> Exercises:
1: In the passage on business and the state, how much quantitative easing did the state conjure up to assist capital markets and speculators?
2: Repeat the part of the passage on business and the state starting with "Big business funds" and going on through "and corporate bailouts.".
3: Condense the paragraph of the passage on business and the state that begins "Banks are a classic example" into a short list that keeps its main facts.

> Text excerpt:
[Start of section]

Big business funds political parties, hands consultancy jobs to legislators and its interests are deeply embedded into the political system. Ever since the 1980s, under the influence of business-funded think-tanks the state has been reconstructed. Instead of directly investing in new industries, such as information technology, biotechnology and aerospace, it has become a guarantor of corporate profits. Numerous publicly-owned entities, such as water, rail, mail, oil, gas and care homes, have been privatised at knock-down prices and eventually sold to foreign investors. This has been accompanied by outsourcing of public services, the private finance initiative (PFI) and corporate bailouts.

Banks are a classic example. At the height of the 2007-08 financial crash, the state suddenly found £1,162bn of cash and guarantees (£133bn cash + £1,029bn of guarantees) to bail out ailing banks. To assist capital markets and speculators it also conjured up £895bn of quantitative easing. In 2022, compensation of £120m was handed to investors in London Capital and Finance. Finance industry profits remain privatised and the cap on bankers’ bonus, which was designed to curb reckless risk-taking, has been scrapped. The economy is yet to fully recover from the bailouts.

[End of section]

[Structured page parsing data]
[Start of section]

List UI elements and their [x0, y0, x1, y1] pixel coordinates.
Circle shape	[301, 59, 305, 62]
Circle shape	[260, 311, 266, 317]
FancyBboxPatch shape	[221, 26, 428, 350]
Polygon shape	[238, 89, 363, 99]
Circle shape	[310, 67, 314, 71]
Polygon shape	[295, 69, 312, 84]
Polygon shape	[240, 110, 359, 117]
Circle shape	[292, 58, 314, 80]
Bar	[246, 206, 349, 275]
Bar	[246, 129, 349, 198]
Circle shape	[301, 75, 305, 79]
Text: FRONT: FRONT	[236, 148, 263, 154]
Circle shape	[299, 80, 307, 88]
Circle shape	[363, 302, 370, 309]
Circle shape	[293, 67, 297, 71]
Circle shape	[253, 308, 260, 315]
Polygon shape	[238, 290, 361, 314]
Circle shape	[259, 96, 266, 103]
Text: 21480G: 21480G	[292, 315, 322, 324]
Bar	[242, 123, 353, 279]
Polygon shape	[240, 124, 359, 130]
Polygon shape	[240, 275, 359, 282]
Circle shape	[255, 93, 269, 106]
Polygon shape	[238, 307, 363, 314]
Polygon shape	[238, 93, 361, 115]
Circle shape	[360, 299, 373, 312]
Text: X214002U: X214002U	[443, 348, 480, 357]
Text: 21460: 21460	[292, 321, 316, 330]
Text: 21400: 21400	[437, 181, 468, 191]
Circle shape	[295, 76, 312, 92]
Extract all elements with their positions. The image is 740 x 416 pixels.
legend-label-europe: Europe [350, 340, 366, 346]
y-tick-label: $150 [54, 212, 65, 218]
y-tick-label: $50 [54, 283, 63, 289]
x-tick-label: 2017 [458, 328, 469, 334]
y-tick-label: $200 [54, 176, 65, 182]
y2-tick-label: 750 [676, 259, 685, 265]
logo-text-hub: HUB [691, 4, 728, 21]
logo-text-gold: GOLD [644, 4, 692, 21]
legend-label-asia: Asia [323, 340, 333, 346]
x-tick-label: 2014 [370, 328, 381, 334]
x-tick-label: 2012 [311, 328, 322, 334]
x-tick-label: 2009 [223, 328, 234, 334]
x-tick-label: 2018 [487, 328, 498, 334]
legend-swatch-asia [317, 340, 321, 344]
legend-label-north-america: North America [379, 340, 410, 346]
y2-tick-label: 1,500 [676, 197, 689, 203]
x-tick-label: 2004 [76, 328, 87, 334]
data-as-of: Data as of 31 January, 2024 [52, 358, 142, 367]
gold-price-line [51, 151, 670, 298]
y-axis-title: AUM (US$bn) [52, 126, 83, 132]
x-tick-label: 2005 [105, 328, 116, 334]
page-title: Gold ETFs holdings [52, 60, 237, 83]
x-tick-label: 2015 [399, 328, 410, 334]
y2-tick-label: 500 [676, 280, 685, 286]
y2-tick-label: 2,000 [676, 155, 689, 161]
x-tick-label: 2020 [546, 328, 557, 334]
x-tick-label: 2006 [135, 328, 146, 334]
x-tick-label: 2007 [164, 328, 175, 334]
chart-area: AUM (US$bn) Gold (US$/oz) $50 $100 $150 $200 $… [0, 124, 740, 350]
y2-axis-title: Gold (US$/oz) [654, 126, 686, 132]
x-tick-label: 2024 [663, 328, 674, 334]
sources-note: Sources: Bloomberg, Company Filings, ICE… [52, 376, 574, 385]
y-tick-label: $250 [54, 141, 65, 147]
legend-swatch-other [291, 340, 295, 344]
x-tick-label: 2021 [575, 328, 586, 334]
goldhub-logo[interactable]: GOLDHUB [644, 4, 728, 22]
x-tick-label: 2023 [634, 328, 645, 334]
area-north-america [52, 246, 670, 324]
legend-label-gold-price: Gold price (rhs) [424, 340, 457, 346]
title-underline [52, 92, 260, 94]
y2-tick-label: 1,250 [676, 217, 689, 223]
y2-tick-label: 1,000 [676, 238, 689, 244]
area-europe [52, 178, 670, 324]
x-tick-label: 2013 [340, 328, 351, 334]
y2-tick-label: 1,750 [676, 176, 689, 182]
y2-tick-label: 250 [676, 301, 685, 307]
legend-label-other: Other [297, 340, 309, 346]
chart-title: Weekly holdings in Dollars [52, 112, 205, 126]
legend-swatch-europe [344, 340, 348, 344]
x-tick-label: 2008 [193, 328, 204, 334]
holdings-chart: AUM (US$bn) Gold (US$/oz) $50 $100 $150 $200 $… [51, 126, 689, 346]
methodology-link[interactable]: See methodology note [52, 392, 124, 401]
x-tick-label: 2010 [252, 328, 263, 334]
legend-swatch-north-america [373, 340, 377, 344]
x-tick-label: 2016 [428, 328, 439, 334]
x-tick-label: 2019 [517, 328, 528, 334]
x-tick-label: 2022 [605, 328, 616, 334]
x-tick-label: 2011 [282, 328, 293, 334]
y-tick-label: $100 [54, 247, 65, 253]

[End of section]

> Answers below:
1: £895bn

2:
Big business funds political parties, hands consultancy jobs to legislators and its interests are deeply embedded into the political system. Ever since the 1980s, under the influence of business-funded think-tanks the state has been reconstructed. Instead of directly investing in new industries, such as information technology, biotechnology and aerospace, it has become a guarantor of corporate profits. Numerous publicly-owned entities, such as water, rail, mail, oil, gas and care homes, have been privatised at knock-down prices and eventually sold to foreign investors. This has been accompanied by outsourcing of public services, the private finance initiative (PFI) and corporate bailouts.

3:
- During the 2007-08 financial crash, the state found £1,162bn to bail out ailing banks: £133bn in cash and £1,029bn in guarantees.
- It also created £895bn of quantitative easing to assist capital markets and speculators.
- In 2022, investors in London Capital and Finance received £120m in compensation.
- Finance industry profits remain privatized.
- The cap on bankers' bonuses was meant to curb reckless risk-taking, and it has been scrapped.
- The economy has not yet fully recovered from the bailouts.